### Directions for this task
What follows is a listing to be transcribed exactly.

### Provided records
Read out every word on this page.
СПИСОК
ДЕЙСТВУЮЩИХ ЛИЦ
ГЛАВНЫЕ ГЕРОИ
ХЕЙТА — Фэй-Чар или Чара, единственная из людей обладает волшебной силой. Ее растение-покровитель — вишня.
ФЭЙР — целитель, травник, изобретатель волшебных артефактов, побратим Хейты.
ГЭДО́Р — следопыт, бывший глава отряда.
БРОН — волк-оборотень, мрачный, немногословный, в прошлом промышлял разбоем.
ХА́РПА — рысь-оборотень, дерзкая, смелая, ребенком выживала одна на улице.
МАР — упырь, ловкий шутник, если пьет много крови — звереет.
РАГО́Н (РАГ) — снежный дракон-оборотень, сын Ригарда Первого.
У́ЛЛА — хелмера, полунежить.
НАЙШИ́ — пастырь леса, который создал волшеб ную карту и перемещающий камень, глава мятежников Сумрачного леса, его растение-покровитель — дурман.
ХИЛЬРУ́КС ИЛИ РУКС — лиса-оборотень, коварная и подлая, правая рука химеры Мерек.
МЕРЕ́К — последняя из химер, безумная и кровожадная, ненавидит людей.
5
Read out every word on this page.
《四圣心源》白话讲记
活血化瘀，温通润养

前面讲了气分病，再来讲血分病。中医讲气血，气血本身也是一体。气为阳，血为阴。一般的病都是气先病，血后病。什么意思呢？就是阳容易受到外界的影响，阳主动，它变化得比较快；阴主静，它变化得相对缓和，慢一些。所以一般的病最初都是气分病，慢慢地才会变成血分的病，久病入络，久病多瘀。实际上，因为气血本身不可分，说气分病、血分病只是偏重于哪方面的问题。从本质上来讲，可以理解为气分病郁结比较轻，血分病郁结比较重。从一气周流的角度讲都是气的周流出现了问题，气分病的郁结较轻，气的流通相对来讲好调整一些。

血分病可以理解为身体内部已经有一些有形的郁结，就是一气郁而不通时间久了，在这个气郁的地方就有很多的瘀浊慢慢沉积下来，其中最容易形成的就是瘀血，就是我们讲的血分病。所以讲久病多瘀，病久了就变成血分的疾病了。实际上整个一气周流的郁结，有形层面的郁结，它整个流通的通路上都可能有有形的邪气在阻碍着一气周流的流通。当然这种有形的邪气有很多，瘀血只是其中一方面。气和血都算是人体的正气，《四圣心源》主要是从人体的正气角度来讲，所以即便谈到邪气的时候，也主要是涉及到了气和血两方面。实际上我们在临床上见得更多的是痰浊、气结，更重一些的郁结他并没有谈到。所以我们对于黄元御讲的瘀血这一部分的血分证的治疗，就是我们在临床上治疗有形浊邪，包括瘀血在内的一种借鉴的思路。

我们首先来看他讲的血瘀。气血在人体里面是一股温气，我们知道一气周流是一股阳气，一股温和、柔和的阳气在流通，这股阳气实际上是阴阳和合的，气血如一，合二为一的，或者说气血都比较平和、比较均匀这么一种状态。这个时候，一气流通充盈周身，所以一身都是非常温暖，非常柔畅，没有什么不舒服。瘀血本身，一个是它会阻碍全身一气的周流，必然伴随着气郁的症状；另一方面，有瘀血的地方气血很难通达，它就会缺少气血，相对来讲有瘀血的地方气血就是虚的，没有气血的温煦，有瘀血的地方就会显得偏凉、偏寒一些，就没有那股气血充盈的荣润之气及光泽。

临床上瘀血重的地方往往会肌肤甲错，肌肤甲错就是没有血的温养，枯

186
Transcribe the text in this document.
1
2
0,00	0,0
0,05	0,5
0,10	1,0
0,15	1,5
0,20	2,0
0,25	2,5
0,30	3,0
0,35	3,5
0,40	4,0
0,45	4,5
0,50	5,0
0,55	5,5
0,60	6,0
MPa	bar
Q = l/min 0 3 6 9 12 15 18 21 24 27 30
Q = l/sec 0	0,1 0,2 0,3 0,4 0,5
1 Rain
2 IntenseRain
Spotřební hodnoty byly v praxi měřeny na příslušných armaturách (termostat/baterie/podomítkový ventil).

### Expected output
Read out every word on this page.
СПИСОК
ДЕЙСТВУЮЩИХ ЛИЦ
ГЛАВНЫЕ ГЕРОИ
ХЕЙТА — Фэй-Чар или Чара, единственная из людей обладает волшебной силой. Ее растение-покровитель — вишня.
ФЭЙР — целитель, травник, изобретатель волшебных артефактов, побратим Хейты.
ГЭДО́Р — следопыт, бывший глава отряда.
БРОН — волк-оборотень, мрачный, немногословный, в прошлом промышлял разбоем.
ХА́РПА — рысь-оборотень, дерзкая, смелая, ребенком выживала одна на улице.
МАР — упырь, ловкий шутник, если пьет много крови — звереет.
РАГО́Н (РАГ) — снежный дракон-оборотень, сын Ригарда Первого.
У́ЛЛА — хелмера, полунежить.
НАЙШИ́ — пастырь леса, который создал волшеб ную карту и перемещающий камень, глава мятежников Сумрачного леса, его растение-покровитель — дурман.
ХИЛЬРУ́КС ИЛИ РУКС — лиса-оборотень, коварная и подлая, правая рука химеры Мерек.
МЕРЕ́К — последняя из химер, безумная и кровожадная, ненавидит людей.
5
Read out every word on this page.
《四圣心源》白话讲记
活血化瘀，温通润养

前面讲了气分病，再来讲血分病。中医讲气血，气血本身也是一体。气为阳，血为阴。一般的病都是气先病，血后病。什么意思呢？就是阳容易受到外界的影响，阳主动，它变化得比较快；阴主静，它变化得相对缓和，慢一些。所以一般的病最初都是气分病，慢慢地才会变成血分的病，久病入络，久病多瘀。实际上，因为气血本身不可分，说气分病、血分病只是偏重于哪方面的问题。从本质上来讲，可以理解为气分病郁结比较轻，血分病郁结比较重。从一气周流的角度讲都是气的周流出现了问题，气分病的郁结较轻，气的流通相对来讲好调整一些。

血分病可以理解为身体内部已经有一些有形的郁结，就是一气郁而不通时间久了，在这个气郁的地方就有很多的瘀浊慢慢沉积下来，其中最容易形成的就是瘀血，就是我们讲的血分病。所以讲久病多瘀，病久了就变成血分的疾病了。实际上整个一气周流的郁结，有形层面的郁结，它整个流通的通路上都可能有有形的邪气在阻碍着一气周流的流通。当然这种有形的邪气有很多，瘀血只是其中一方面。气和血都算是人体的正气，《四圣心源》主要是从人体的正气角度来讲，所以即便谈到邪气的时候，也主要是涉及到了气和血两方面。实际上我们在临床上见得更多的是痰浊、气结，更重一些的郁结他并没有谈到。所以我们对于黄元御讲的瘀血这一部分的血分证的治疗，就是我们在临床上治疗有形浊邪，包括瘀血在内的一种借鉴的思路。

我们首先来看他讲的血瘀。气血在人体里面是一股温气，我们知道一气周流是一股阳气，一股温和、柔和的阳气在流通，这股阳气实际上是阴阳和合的，气血如一，合二为一的，或者说气血都比较平和、比较均匀这么一种状态。这个时候，一气流通充盈周身，所以一身都是非常温暖，非常柔畅，没有什么不舒服。瘀血本身，一个是它会阻碍全身一气的周流，必然伴随着气郁的症状；另一方面，有瘀血的地方气血很难通达，它就会缺少气血，相对来讲有瘀血的地方气血就是虚的，没有气血的温煦，有瘀血的地方就会显得偏凉、偏寒一些，就没有那股气血充盈的荣润之气及光泽。

临床上瘀血重的地方往往会肌肤甲错，肌肤甲错就是没有血的温养，枯

186
Transcribe the text in this document.
1
2
0,00	0,0
0,05	0,5
0,10	1,0
0,15	1,5
0,20	2,0
0,25	2,5
0,30	3,0
0,35	3,5
0,40	4,0
0,45	4,5
0,50	5,0
0,55	5,5
0,60	6,0
MPa	bar
Q = l/min 0 3 6 9 12 15 18 21 24 27 30
Q = l/sec 0	0,1 0,2 0,3 0,4 0,5
1 Rain
2 IntenseRain
Spotřební hodnoty byly v praxi měřeny na příslušných armaturách (termostat/baterie/podomítkový ventil).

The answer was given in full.